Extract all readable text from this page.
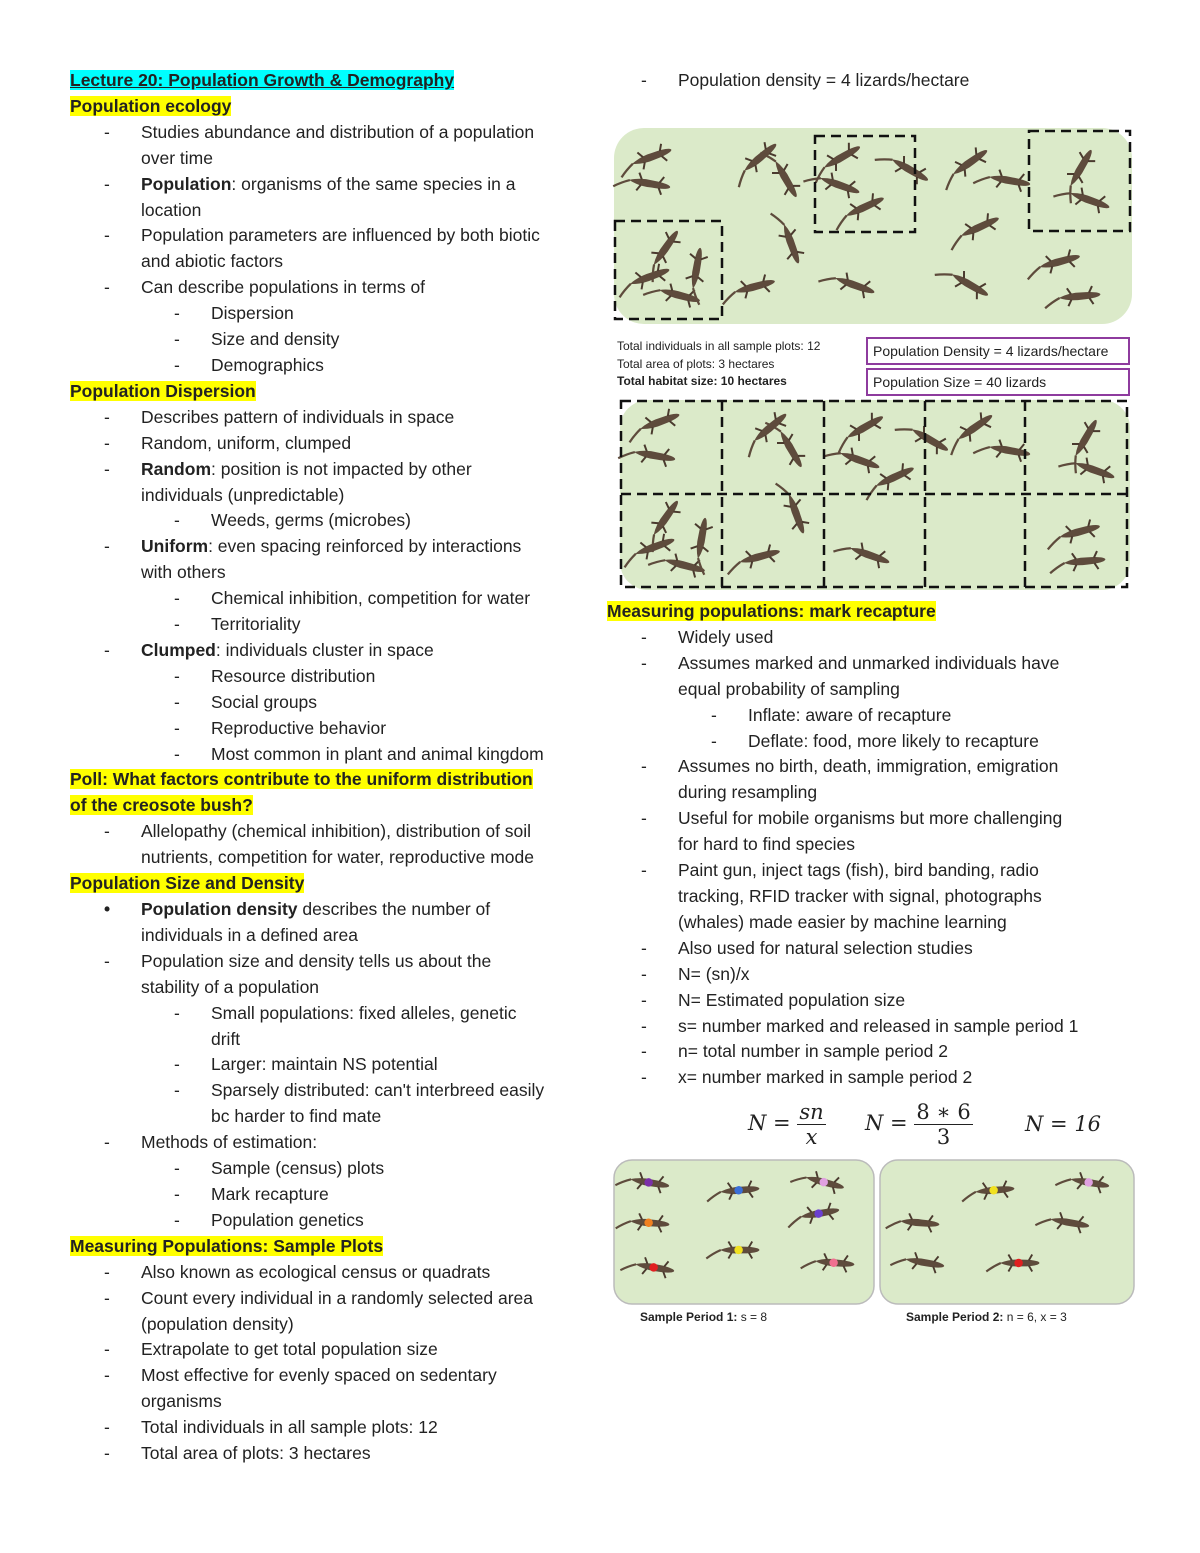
Lecture 20: Population Growth & Demography
Population ecology
- Studies abundance and distribution of a population
over time
- Population: organisms of the same species in a
location
- Population parameters are influenced by both biotic
and abiotic factors
- Can describe populations in terms of
- Dispersion
- Size and density
- Demographics
Population Dispersion
- Describes pattern of individuals in space
- Random, uniform, clumped
- Random: position is not impacted by other
individuals (unpredictable)
- Weeds, germs (microbes)
- Uniform: even spacing reinforced by interactions
with others
- Chemical inhibition, competition for water
- Territoriality
- Clumped: individuals cluster in space
- Resource distribution
- Social groups
- Reproductive behavior
- Most common in plant and animal kingdom
Poll: What factors contribute to the uniform distribution
of the creosote bush?
- Allelopathy (chemical inhibition), distribution of soil
nutrients, competition for water, reproductive mode
Population Size and Density
• Population density describes the number of
individuals in a defined area
- Population size and density tells us about the
stability of a population
- Small populations: fixed alleles, genetic
drift
- Larger: maintain NS potential
- Sparsely distributed: can't interbreed easily
bc harder to find mate
- Methods of estimation:
- Sample (census) plots
- Mark recapture
- Population genetics
Measuring Populations: Sample Plots
- Also known as ecological census or quadrats
- Count every individual in a randomly selected area
(population density)
- Extrapolate to get total population size
- Most effective for evenly spaced on sedentary
organisms
- Total individuals in all sample plots: 12
- Total area of plots: 3 hectares
- Population density = 4 lizards/hectare
Total individuals in all sample plots: 12
Total area of plots: 3 hectares
Total habitat size: 10 hectares
Population Density = 4 lizards/hectare
Population Size = 40 lizards
Measuring populations: mark recapture
- Widely used
- Assumes marked and unmarked individuals have
equal probability of sampling
- Inflate: aware of recapture
- Deflate: food, more likely to recapture
- Assumes no birth, death, immigration, emigration
during resampling
- Useful for mobile organisms but more challenging
for hard to find species
- Paint gun, inject tags (fish), bird banding, radio
tracking, RFID tracker with signal, photographs
(whales) made easier by machine learning
- Also used for natural selection studies
- N= (sn)/x
- N= Estimated population size
- s= number marked and released in sample period 1
- n= total number in sample period 2
- x= number marked in sample period 2
$N = \frac{sn}{x}$ $N = \frac{8 ∗ 6}{3}$ N = 16
Sample Period 1: s = 8	Sample Period 2: n = 6, x = 3
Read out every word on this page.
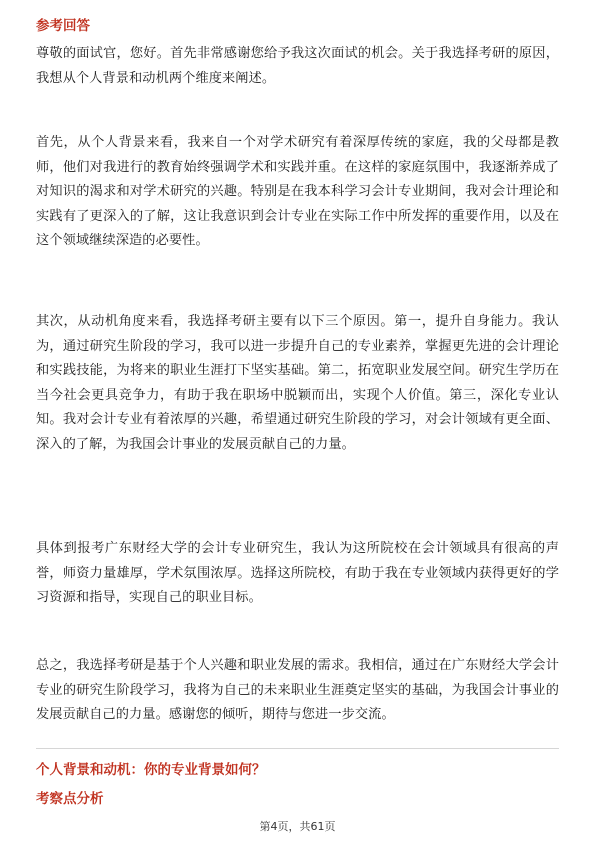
参考回答
尊敬的面试官，您好。首先非常感谢您给予我这次面试的机会。关于我选择考研的原因，我想从个人背景和动机两个维度来阐述。
首先，从个人背景来看，我来自一个对学术研究有着深厚传统的家庭，我的父母都是教师，他们对我进行的教育始终强调学术和实践并重。在这样的家庭氛围中，我逐渐养成了对知识的渴求和对学术研究的兴趣。特别是在我本科学习会计专业期间，我对会计理论和实践有了更深入的了解，这让我意识到会计专业在实际工作中所发挥的重要作用，以及在这个领域继续深造的必要性。
其次，从动机角度来看，我选择考研主要有以下三个原因。第一，提升自身能力。我认为，通过研究生阶段的学习，我可以进一步提升自己的专业素养，掌握更先进的会计理论和实践技能，为将来的职业生涯打下坚实基础。第二，拓宽职业发展空间。研究生学历在当今社会更具竞争力，有助于我在职场中脱颖而出，实现个人价值。第三，深化专业认知。我对会计专业有着浓厚的兴趣，希望通过研究生阶段的学习，对会计领域有更全面、深入的了解，为我国会计事业的发展贡献自己的力量。
具体到报考广东财经大学的会计专业研究生，我认为这所院校在会计领域具有很高的声誉，师资力量雄厚，学术氛围浓厚。选择这所院校，有助于我在专业领域内获得更好的学习资源和指导，实现自己的职业目标。
总之，我选择考研是基于个人兴趣和职业发展的需求。我相信，通过在广东财经大学会计专业的研究生阶段学习，我将为自己的未来职业生涯奠定坚实的基础，为我国会计事业的发展贡献自己的力量。感谢您的倾听，期待与您进一步交流。
个人背景和动机：你的专业背景如何？
考察点分析
第4页，共61页
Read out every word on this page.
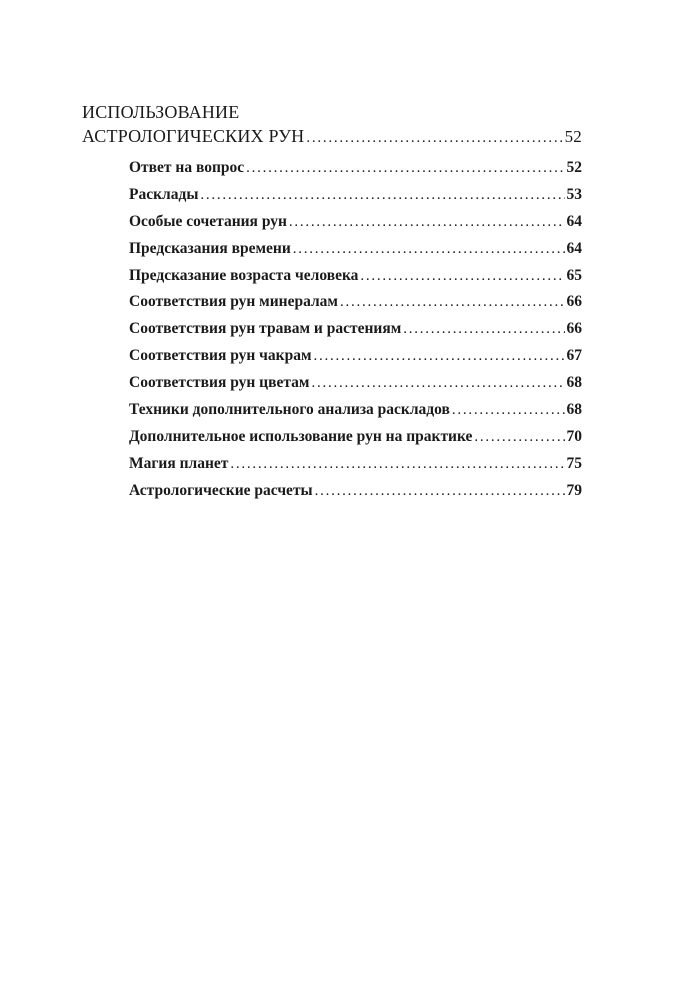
ИСПОЛЬЗОВАНИЕ
АСТРОЛОГИЧЕСКИХ РУН . . .	52
Ответ на вопрос . . .	52
Расклады . . .	53
Особые сочетания рун . . .	64
Предсказания времени . . .	64
Предсказание возраста человека . . .	65
Соответствия рун минералам . . .	66
Соответствия рун травам и растениям . . .	66
Соответствия рун чакрам . . .	67
Соответствия рун цветам . . .	68
Техники дополнительного анализа раскладов . . .	68
Дополнительное использование рун на практике . . .	70
Магия планет . . .	75
Астрологические расчеты . . .	79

## [Exercise task]
Search the lines above for the string "Measuring" and copy each line that has it.

## [Full solution]
Measuring Populations: Sample Plots
Measuring populations: mark recapture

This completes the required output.